• _Brief_:
Locate each line holding the string "Find" and copy it.

• _Dataset_:
━━━━━━━━

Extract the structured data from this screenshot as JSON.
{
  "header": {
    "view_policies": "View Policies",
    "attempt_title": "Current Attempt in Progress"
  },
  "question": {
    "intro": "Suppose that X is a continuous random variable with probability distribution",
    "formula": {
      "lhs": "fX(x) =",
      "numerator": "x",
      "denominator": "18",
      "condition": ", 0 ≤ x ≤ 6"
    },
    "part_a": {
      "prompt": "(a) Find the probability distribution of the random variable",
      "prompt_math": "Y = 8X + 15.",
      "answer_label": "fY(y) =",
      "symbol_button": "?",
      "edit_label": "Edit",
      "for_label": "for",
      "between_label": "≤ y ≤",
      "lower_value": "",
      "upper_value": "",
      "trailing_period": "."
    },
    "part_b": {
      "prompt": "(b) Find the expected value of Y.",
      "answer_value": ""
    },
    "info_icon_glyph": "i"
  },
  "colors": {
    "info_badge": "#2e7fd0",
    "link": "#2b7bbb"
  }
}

━━━━━━━━

• _Full output_:
      "prompt": "(a) Find the probability distribution of the random variable",
      "prompt": "(b) Find the expected value of Y.",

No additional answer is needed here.